**Exercise:**
Copy every line of the data that includes the string "сообщение".

>> Start Data records

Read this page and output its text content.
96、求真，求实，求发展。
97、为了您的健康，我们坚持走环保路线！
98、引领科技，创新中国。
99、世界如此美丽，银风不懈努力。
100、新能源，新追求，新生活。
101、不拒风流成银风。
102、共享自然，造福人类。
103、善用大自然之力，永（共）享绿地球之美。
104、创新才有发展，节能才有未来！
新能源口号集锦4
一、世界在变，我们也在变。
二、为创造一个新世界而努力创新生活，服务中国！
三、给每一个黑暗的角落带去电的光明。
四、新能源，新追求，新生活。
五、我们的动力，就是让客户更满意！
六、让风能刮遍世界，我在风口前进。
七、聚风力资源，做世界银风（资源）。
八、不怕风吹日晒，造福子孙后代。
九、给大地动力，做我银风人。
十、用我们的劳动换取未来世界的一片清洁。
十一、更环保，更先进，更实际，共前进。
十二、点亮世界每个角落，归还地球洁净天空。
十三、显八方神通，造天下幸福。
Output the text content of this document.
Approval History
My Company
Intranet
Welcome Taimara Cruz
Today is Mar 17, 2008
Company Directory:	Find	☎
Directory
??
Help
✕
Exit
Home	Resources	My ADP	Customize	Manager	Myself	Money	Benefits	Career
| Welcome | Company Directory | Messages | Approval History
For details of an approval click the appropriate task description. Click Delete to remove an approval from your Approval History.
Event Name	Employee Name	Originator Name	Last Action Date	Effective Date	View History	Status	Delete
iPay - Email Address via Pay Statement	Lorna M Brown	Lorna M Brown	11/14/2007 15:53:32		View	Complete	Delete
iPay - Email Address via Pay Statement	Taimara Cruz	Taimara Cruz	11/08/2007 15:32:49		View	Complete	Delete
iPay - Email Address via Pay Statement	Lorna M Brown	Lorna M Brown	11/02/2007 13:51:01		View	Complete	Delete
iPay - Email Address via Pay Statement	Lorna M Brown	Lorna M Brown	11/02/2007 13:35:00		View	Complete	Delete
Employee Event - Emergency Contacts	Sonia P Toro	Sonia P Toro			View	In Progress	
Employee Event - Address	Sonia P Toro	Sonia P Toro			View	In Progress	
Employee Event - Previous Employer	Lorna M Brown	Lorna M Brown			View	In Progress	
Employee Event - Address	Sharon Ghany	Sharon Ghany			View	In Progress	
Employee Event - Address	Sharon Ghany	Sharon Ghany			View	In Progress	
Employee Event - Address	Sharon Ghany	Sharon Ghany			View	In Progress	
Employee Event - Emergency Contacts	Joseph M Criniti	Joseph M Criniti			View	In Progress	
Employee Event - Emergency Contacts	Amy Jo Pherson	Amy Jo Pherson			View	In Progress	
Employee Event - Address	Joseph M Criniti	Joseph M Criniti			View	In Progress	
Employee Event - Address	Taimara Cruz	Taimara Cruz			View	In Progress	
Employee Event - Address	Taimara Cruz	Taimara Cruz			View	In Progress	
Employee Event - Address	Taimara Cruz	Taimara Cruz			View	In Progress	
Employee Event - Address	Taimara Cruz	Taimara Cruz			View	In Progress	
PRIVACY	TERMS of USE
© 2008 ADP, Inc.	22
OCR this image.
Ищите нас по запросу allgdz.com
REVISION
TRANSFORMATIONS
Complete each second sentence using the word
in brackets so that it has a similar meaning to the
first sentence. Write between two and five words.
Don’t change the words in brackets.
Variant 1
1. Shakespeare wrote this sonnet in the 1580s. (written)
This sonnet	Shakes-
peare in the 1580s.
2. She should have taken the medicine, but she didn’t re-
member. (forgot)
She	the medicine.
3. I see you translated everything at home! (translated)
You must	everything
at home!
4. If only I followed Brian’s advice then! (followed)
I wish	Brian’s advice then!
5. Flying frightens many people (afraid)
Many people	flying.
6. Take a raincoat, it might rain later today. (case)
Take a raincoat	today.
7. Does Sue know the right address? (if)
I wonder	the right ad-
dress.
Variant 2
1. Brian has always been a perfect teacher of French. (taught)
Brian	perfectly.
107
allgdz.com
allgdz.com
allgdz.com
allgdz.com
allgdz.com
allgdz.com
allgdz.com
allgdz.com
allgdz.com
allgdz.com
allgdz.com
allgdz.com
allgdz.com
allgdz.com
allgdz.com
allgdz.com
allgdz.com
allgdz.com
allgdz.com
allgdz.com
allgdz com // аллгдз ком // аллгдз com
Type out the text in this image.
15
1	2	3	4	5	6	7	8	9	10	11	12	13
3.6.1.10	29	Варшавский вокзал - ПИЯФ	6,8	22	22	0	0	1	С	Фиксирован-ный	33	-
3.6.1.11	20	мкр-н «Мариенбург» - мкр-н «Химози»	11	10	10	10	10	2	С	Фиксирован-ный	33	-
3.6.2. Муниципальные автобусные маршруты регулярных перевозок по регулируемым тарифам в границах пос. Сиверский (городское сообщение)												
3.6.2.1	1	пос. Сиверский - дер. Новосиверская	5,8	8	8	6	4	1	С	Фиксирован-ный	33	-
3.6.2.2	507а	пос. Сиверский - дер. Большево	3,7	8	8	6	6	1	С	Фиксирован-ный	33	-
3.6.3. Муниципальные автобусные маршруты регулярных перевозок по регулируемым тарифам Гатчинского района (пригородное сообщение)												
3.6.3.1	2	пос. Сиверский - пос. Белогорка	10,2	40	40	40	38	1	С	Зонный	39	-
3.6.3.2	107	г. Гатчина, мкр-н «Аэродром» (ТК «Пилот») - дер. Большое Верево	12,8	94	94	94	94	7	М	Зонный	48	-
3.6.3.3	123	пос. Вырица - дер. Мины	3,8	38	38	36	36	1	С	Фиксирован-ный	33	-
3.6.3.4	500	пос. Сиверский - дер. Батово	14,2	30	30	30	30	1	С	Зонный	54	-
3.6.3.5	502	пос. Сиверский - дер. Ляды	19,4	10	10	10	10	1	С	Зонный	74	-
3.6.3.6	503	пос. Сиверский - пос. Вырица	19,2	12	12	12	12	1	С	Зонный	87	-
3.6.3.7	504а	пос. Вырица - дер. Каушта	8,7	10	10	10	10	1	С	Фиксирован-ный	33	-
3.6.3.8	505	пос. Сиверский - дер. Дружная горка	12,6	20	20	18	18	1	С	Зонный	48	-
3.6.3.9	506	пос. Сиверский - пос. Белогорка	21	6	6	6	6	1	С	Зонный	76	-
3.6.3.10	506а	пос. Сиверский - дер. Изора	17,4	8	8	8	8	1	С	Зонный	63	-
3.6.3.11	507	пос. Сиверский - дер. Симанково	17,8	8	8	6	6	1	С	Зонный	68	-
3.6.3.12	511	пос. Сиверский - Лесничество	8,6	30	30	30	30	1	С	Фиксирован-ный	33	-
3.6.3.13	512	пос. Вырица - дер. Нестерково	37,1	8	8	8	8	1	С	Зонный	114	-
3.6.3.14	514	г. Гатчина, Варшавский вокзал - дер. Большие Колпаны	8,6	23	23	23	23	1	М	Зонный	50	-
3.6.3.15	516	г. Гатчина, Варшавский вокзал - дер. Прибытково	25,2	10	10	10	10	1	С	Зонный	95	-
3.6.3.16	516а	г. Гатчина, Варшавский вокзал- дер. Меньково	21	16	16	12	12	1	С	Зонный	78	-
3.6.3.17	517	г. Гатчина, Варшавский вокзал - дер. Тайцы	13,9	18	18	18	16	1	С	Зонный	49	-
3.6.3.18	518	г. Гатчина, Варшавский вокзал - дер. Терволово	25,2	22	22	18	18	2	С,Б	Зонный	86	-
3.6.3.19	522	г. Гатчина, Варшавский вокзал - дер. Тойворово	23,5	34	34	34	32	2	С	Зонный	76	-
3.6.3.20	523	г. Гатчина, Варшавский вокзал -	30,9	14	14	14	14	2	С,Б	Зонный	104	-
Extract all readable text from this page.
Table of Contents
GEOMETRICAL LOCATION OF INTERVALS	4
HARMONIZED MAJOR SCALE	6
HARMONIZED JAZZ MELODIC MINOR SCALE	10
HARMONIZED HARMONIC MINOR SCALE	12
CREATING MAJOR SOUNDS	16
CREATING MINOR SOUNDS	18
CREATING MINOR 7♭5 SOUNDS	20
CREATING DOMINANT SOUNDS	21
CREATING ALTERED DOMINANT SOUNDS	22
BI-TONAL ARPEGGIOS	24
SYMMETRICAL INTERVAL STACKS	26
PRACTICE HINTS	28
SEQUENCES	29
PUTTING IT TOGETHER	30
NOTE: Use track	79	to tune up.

>> End Data records

**Solution to this exercise:**
3.6.2. Муниципальные автобусные маршруты регулярных перевозок по регулируемым тарифам в границах пос. Сиверский (городское сообщение)												
3.6.3. Муниципальные автобусные маршруты регулярных перевозок по регулируемым тарифам Гатчинского района (пригородное сообщение)												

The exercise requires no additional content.